Data tied to figure images
━━━━━━━━━━

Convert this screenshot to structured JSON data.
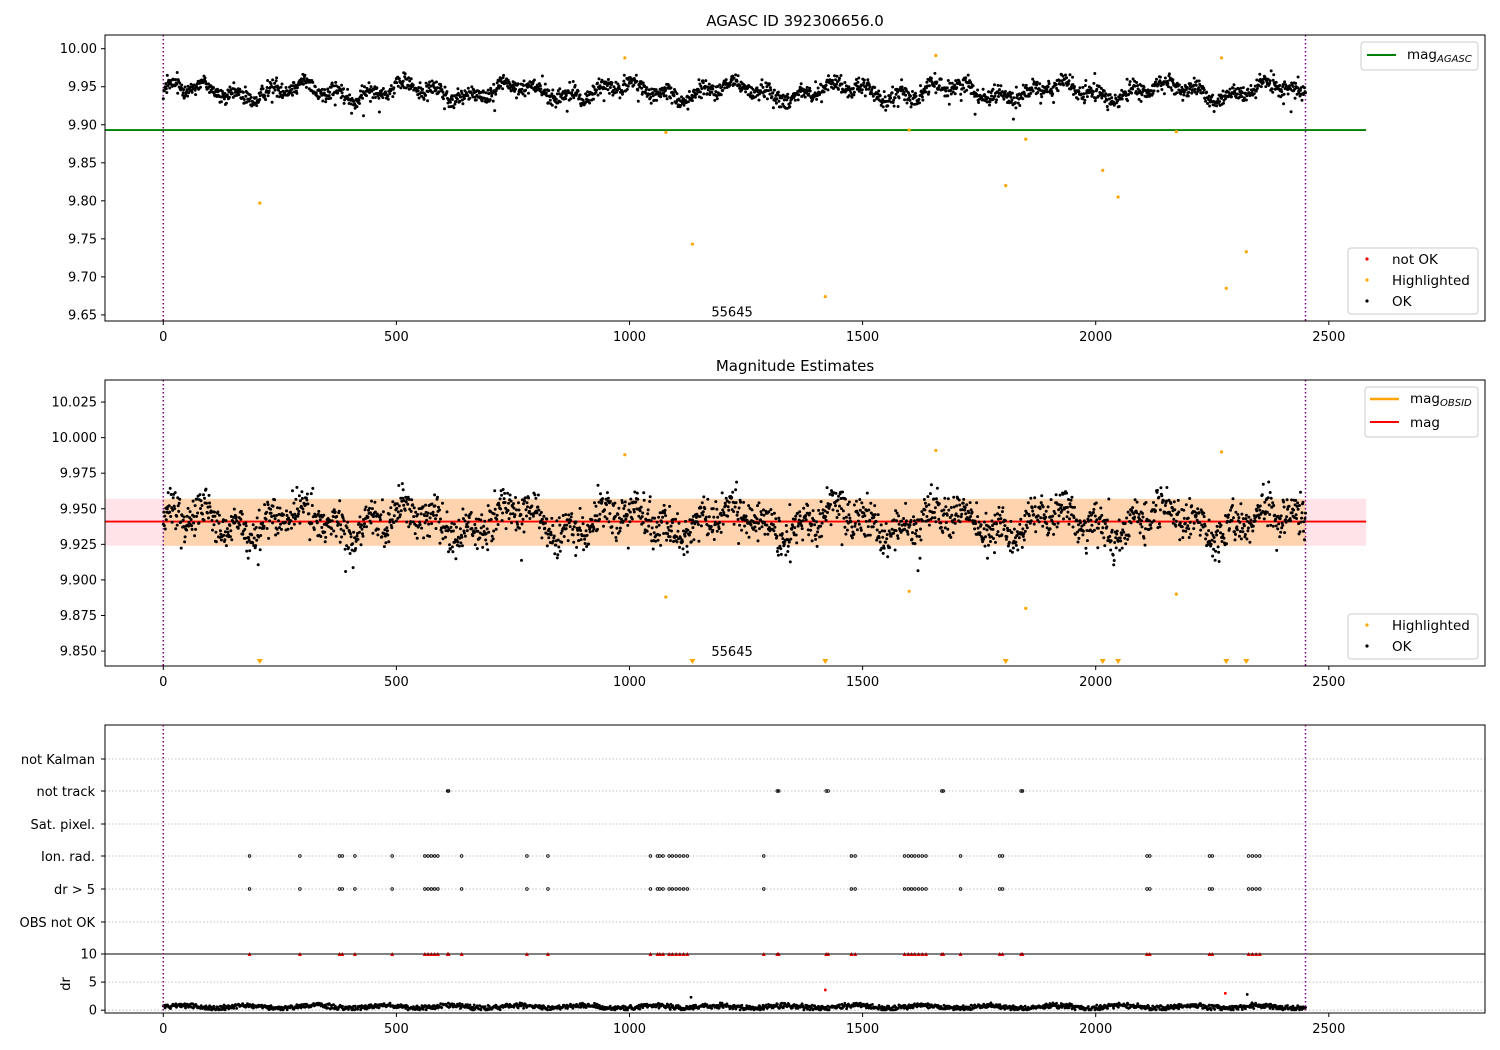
{
  "chart_data": [
    {
      "type": "scatter",
      "title": "AGASC ID 392306656.0",
      "xlim": [
        -125,
        2835
      ],
      "ylim": [
        9.642,
        10.018
      ],
      "x_ticks": [
        0,
        500,
        1000,
        1500,
        2000,
        2500
      ],
      "y_ticks": [
        9.65,
        9.7,
        9.75,
        9.8,
        9.85,
        9.9,
        9.95,
        10.0
      ],
      "y_tick_labels": [
        "9.65",
        "9.70",
        "9.75",
        "9.80",
        "9.85",
        "9.90",
        "9.95",
        "10.00"
      ],
      "vlines": [
        0,
        2450
      ],
      "hline": {
        "y": 9.893,
        "x_range": [
          -125,
          2580
        ],
        "color": "#008000"
      },
      "annotation": {
        "text": "55645",
        "x": 1220,
        "y": 9.653
      },
      "ok_band": {
        "center": 9.944,
        "halfwidth": 0.016,
        "excursion": 0.05,
        "x_range": [
          0,
          2450
        ],
        "count": 2300,
        "color": "#000000"
      },
      "highlighted": {
        "color": "#FFA500",
        "x": [
          207,
          990,
          1078,
          1135,
          1420,
          1600,
          1657,
          1807,
          1850,
          2015,
          2048,
          2173,
          2270,
          2280,
          2323
        ],
        "y": [
          9.797,
          9.988,
          9.89,
          9.743,
          9.674,
          9.893,
          9.991,
          9.82,
          9.881,
          9.84,
          9.805,
          9.891,
          9.988,
          9.685,
          9.733
        ]
      },
      "legends": [
        {
          "position": "upper-right",
          "items": [
            {
              "label": "mag",
              "sub": "AGASC",
              "marker": "line",
              "color": "#008000"
            }
          ]
        },
        {
          "position": "lower-right",
          "items": [
            {
              "label": "not OK",
              "marker": "dot",
              "color": "#FF0000"
            },
            {
              "label": "Highlighted",
              "marker": "dot",
              "color": "#FFA500"
            },
            {
              "label": "OK",
              "marker": "dot",
              "color": "#000000"
            }
          ]
        }
      ]
    },
    {
      "type": "scatter",
      "title": "Magnitude Estimates",
      "xlim": [
        -125,
        2835
      ],
      "ylim": [
        9.8395,
        10.0405
      ],
      "x_ticks": [
        0,
        500,
        1000,
        1500,
        2000,
        2500
      ],
      "y_ticks": [
        9.85,
        9.875,
        9.9,
        9.925,
        9.95,
        9.975,
        10.0,
        10.025
      ],
      "y_tick_labels": [
        "9.850",
        "9.875",
        "9.900",
        "9.925",
        "9.950",
        "9.975",
        "10.000",
        "10.025"
      ],
      "vlines": [
        0,
        2450
      ],
      "mean_line": {
        "y": 9.941,
        "x_range": [
          -125,
          2580
        ],
        "color": "#FF0000"
      },
      "bands": [
        {
          "y_range": [
            9.924,
            9.957
          ],
          "x_range": [
            -125,
            2580
          ],
          "color": "#FFC0CB"
        },
        {
          "y_range": [
            9.924,
            9.957
          ],
          "x_range": [
            0,
            2450
          ],
          "color": "#FFA500"
        }
      ],
      "annotation": {
        "text": "55645",
        "x": 1220,
        "y": 9.8495
      },
      "ok_band": {
        "center": 9.941,
        "halfwidth": 0.02,
        "excursion": 0.04,
        "x_range": [
          0,
          2450
        ],
        "count": 2300,
        "color": "#000000"
      },
      "highlighted": {
        "color": "#FFA500",
        "x": [
          990,
          1078,
          1600,
          1657,
          1850,
          2173,
          2270
        ],
        "y": [
          9.988,
          9.888,
          9.892,
          9.991,
          9.88,
          9.89,
          9.99
        ]
      },
      "below_limit_markers": {
        "color": "#FFA500",
        "x": [
          207,
          1135,
          1420,
          1807,
          2015,
          2048,
          2280,
          2323
        ]
      },
      "legends": [
        {
          "position": "upper-right",
          "items": [
            {
              "label": "mag",
              "sub": "OBSID",
              "marker": "line",
              "color": "#FFA500"
            },
            {
              "label": "mag",
              "marker": "line",
              "color": "#FF0000"
            }
          ]
        },
        {
          "position": "lower-right",
          "items": [
            {
              "label": "Highlighted",
              "marker": "dot",
              "color": "#FFA500"
            },
            {
              "label": "OK",
              "marker": "dot",
              "color": "#000000"
            }
          ]
        }
      ]
    },
    {
      "type": "scatter",
      "title": "",
      "xlim": [
        -125,
        2835
      ],
      "x_ticks": [
        0,
        500,
        1000,
        1500,
        2000,
        2500
      ],
      "vlines": [
        0,
        2450
      ],
      "flag_rows": [
        "not Kalman",
        "not track",
        "Sat. pixel.",
        "Ion. rad.",
        "dr > 5",
        "OBS not OK"
      ],
      "flag_events": {
        "not track": [
          610,
          612,
          1317,
          1320,
          1422,
          1426,
          1670,
          1673,
          1840,
          1843
        ],
        "Ion. rad.": [
          185,
          293,
          378,
          384,
          411,
          491,
          561,
          568,
          575,
          582,
          589,
          640,
          780,
          825,
          1045,
          1060,
          1065,
          1072,
          1085,
          1092,
          1100,
          1108,
          1116,
          1124,
          1288,
          1476,
          1484,
          1590,
          1598,
          1605,
          1612,
          1620,
          1628,
          1636,
          1710,
          1794,
          1800,
          2110,
          2116,
          2244,
          2250,
          2328,
          2336,
          2344,
          2352
        ],
        "dr > 5": [
          185,
          293,
          378,
          384,
          411,
          491,
          561,
          568,
          575,
          582,
          589,
          640,
          780,
          825,
          1045,
          1060,
          1065,
          1072,
          1085,
          1092,
          1100,
          1108,
          1116,
          1124,
          1288,
          1476,
          1484,
          1590,
          1598,
          1605,
          1612,
          1620,
          1628,
          1636,
          1710,
          1794,
          1800,
          2110,
          2116,
          2244,
          2250,
          2328,
          2336,
          2344,
          2352
        ]
      },
      "dr_panel": {
        "ylabel": "dr",
        "ylim": [
          -0.5,
          10
        ],
        "y_ticks": [
          0,
          5,
          10
        ],
        "clip_value": 10,
        "ok_band": {
          "center": 0.6,
          "halfwidth": 0.55,
          "count": 1900
        },
        "outliers": {
          "x": [
            1132,
            1420,
            2278,
            2325
          ],
          "y": [
            2.3,
            3.6,
            3.0,
            2.8
          ],
          "colors": [
            "#000000",
            "#FF0000",
            "#FF0000",
            "#000000"
          ]
        },
        "clipped_x": [
          185,
          293,
          378,
          384,
          411,
          491,
          561,
          568,
          575,
          582,
          589,
          610,
          612,
          640,
          780,
          825,
          1045,
          1060,
          1065,
          1072,
          1085,
          1092,
          1100,
          1108,
          1116,
          1124,
          1288,
          1317,
          1320,
          1422,
          1426,
          1476,
          1484,
          1590,
          1598,
          1605,
          1612,
          1620,
          1628,
          1636,
          1670,
          1673,
          1710,
          1794,
          1800,
          1840,
          1843,
          2110,
          2116,
          2244,
          2250,
          2328,
          2336,
          2344,
          2352
        ],
        "clipped_color": "#FF0000"
      }
    }
  ]
}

━━━━━━━━━━

The request
Every entry should be returned exactly as written, minus the pictures.

Result for this exercise
Convert this screenshot to structured JSON data.
{
  "chart_data": [
    {
      "type": "scatter",
      "title": "AGASC ID 392306656.0",
      "xlim": [
        -125,
        2835
      ],
      "ylim": [
        9.642,
        10.018
      ],
      "x_ticks": [
        0,
        500,
        1000,
        1500,
        2000,
        2500
      ],
      "y_ticks": [
        9.65,
        9.7,
        9.75,
        9.8,
        9.85,
        9.9,
        9.95,
        10.0
      ],
      "y_tick_labels": [
        "9.65",
        "9.70",
        "9.75",
        "9.80",
        "9.85",
        "9.90",
        "9.95",
        "10.00"
      ],
      "vlines": [
        0,
        2450
      ],
      "hline": {
        "y": 9.893,
        "x_range": [
          -125,
          2580
        ],
        "color": "#008000"
      },
      "annotation": {
        "text": "55645",
        "x": 1220,
        "y": 9.653
      },
      "ok_band": {
        "center": 9.944,
        "halfwidth": 0.016,
        "excursion": 0.05,
        "x_range": [
          0,
          2450
        ],
        "count": 2300,
        "color": "#000000"
      },
      "highlighted": {
        "color": "#FFA500",
        "x": [
          207,
          990,
          1078,
          1135,
          1420,
          1600,
          1657,
          1807,
          1850,
          2015,
          2048,
          2173,
          2270,
          2280,
          2323
        ],
        "y": [
          9.797,
          9.988,
          9.89,
          9.743,
          9.674,
          9.893,
          9.991,
          9.82,
          9.881,
          9.84,
          9.805,
          9.891,
          9.988,
          9.685,
          9.733
        ]
      },
      "legends": [
        {
          "position": "upper-right",
          "items": [
            {
              "label": "mag",
              "sub": "AGASC",
              "marker": "line",
              "color": "#008000"
            }
          ]
        },
        {
          "position": "lower-right",
          "items": [
            {
              "label": "not OK",
              "marker": "dot",
              "color": "#FF0000"
            },
            {
              "label": "Highlighted",
              "marker": "dot",
              "color": "#FFA500"
            },
            {
              "label": "OK",
              "marker": "dot",
              "color": "#000000"
            }
          ]
        }
      ]
    },
    {
      "type": "scatter",
      "title": "Magnitude Estimates",
      "xlim": [
        -125,
        2835
      ],
      "ylim": [
        9.8395,
        10.0405
      ],
      "x_ticks": [
        0,
        500,
        1000,
        1500,
        2000,
        2500
      ],
      "y_ticks": [
        9.85,
        9.875,
        9.9,
        9.925,
        9.95,
        9.975,
        10.0,
        10.025
      ],
      "y_tick_labels": [
        "9.850",
        "9.875",
        "9.900",
        "9.925",
        "9.950",
        "9.975",
        "10.000",
        "10.025"
      ],
      "vlines": [
        0,
        2450
      ],
      "mean_line": {
        "y": 9.941,
        "x_range": [
          -125,
          2580
        ],
        "color": "#FF0000"
      },
      "bands": [
        {
          "y_range": [
            9.924,
            9.957
          ],
          "x_range": [
            -125,
            2580
          ],
          "color": "#FFC0CB"
        },
        {
          "y_range": [
            9.924,
            9.957
          ],
          "x_range": [
            0,
            2450
          ],
          "color": "#FFA500"
        }
      ],
      "annotation": {
        "text": "55645",
        "x": 1220,
        "y": 9.8495
      },
      "ok_band": {
        "center": 9.941,
        "halfwidth": 0.02,
        "excursion": 0.04,
        "x_range": [
          0,
          2450
        ],
        "count": 2300,
        "color": "#000000"
      },
      "highlighted": {
        "color": "#FFA500",
        "x": [
          990,
          1078,
          1600,
          1657,
          1850,
          2173,
          2270
        ],
        "y": [
          9.988,
          9.888,
          9.892,
          9.991,
          9.88,
          9.89,
          9.99
        ]
      },
      "below_limit_markers": {
        "color": "#FFA500",
        "x": [
          207,
          1135,
          1420,
          1807,
          2015,
          2048,
          2280,
          2323
        ]
      },
      "legends": [
        {
          "position": "upper-right",
          "items": [
            {
              "label": "mag",
              "sub": "OBSID",
              "marker": "line",
              "color": "#FFA500"
            },
            {
              "label": "mag",
              "marker": "line",
              "color": "#FF0000"
            }
          ]
        },
        {
          "position": "lower-right",
          "items": [
            {
              "label": "Highlighted",
              "marker": "dot",
              "color": "#FFA500"
            },
            {
              "label": "OK",
              "marker": "dot",
              "color": "#000000"
            }
          ]
        }
      ]
    },
    {
      "type": "scatter",
      "title": "",
      "xlim": [
        -125,
        2835
      ],
      "x_ticks": [
        0,
        500,
        1000,
        1500,
        2000,
        2500
      ],
      "vlines": [
        0,
        2450
      ],
      "flag_rows": [
        "not Kalman",
        "not track",
        "Sat. pixel.",
        "Ion. rad.",
        "dr > 5",
        "OBS not OK"
      ],
      "flag_events": {
        "not track": [
          610,
          612,
          1317,
          1320,
          1422,
          1426,
          1670,
          1673,
          1840,
          1843
        ],
        "Ion. rad.": [
          185,
          293,
          378,
          384,
          411,
          491,
          561,
          568,
          575,
          582,
          589,
          640,
          780,
          825,
          1045,
          1060,
          1065,
          1072,
          1085,
          1092,
          1100,
          1108,
          1116,
          1124,
          1288,
          1476,
          1484,
          1590,
          1598,
          1605,
          1612,
          1620,
          1628,
          1636,
          1710,
          1794,
          1800,
          2110,
          2116,
          2244,
          2250,
          2328,
          2336,
          2344,
          2352
        ],
        "dr > 5": [
          185,
          293,
          378,
          384,
          411,
          491,
          561,
          568,
          575,
          582,
          589,
          640,
          780,
          825,
          1045,
          1060,
          1065,
          1072,
          1085,
          1092,
          1100,
          1108,
          1116,
          1124,
          1288,
          1476,
          1484,
          1590,
          1598,
          1605,
          1612,
          1620,
          1628,
          1636,
          1710,
          1794,
          1800,
          2110,
          2116,
          2244,
          2250,
          2328,
          2336,
          2344,
          2352
        ]
      },
      "dr_panel": {
        "ylabel": "dr",
        "ylim": [
          -0.5,
          10
        ],
        "y_ticks": [
          0,
          5,
          10
        ],
        "clip_value": 10,
        "ok_band": {
          "center": 0.6,
          "halfwidth": 0.55,
          "count": 1900
        },
        "outliers": {
          "x": [
            1132,
            1420,
            2278,
            2325
          ],
          "y": [
            2.3,
            3.6,
            3.0,
            2.8
          ],
          "colors": [
            "#000000",
            "#FF0000",
            "#FF0000",
            "#000000"
          ]
        },
        "clipped_x": [
          185,
          293,
          378,
          384,
          411,
          491,
          561,
          568,
          575,
          582,
          589,
          610,
          612,
          640,
          780,
          825,
          1045,
          1060,
          1065,
          1072,
          1085,
          1092,
          1100,
          1108,
          1116,
          1124,
          1288,
          1317,
          1320,
          1422,
          1426,
          1476,
          1484,
          1590,
          1598,
          1605,
          1612,
          1620,
          1628,
          1636,
          1670,
          1673,
          1710,
          1794,
          1800,
          1840,
          1843,
          2110,
          2116,
          2244,
          2250,
          2328,
          2336,
          2344,
          2352
        ],
        "clipped_color": "#FF0000"
      }
    }
  ]
}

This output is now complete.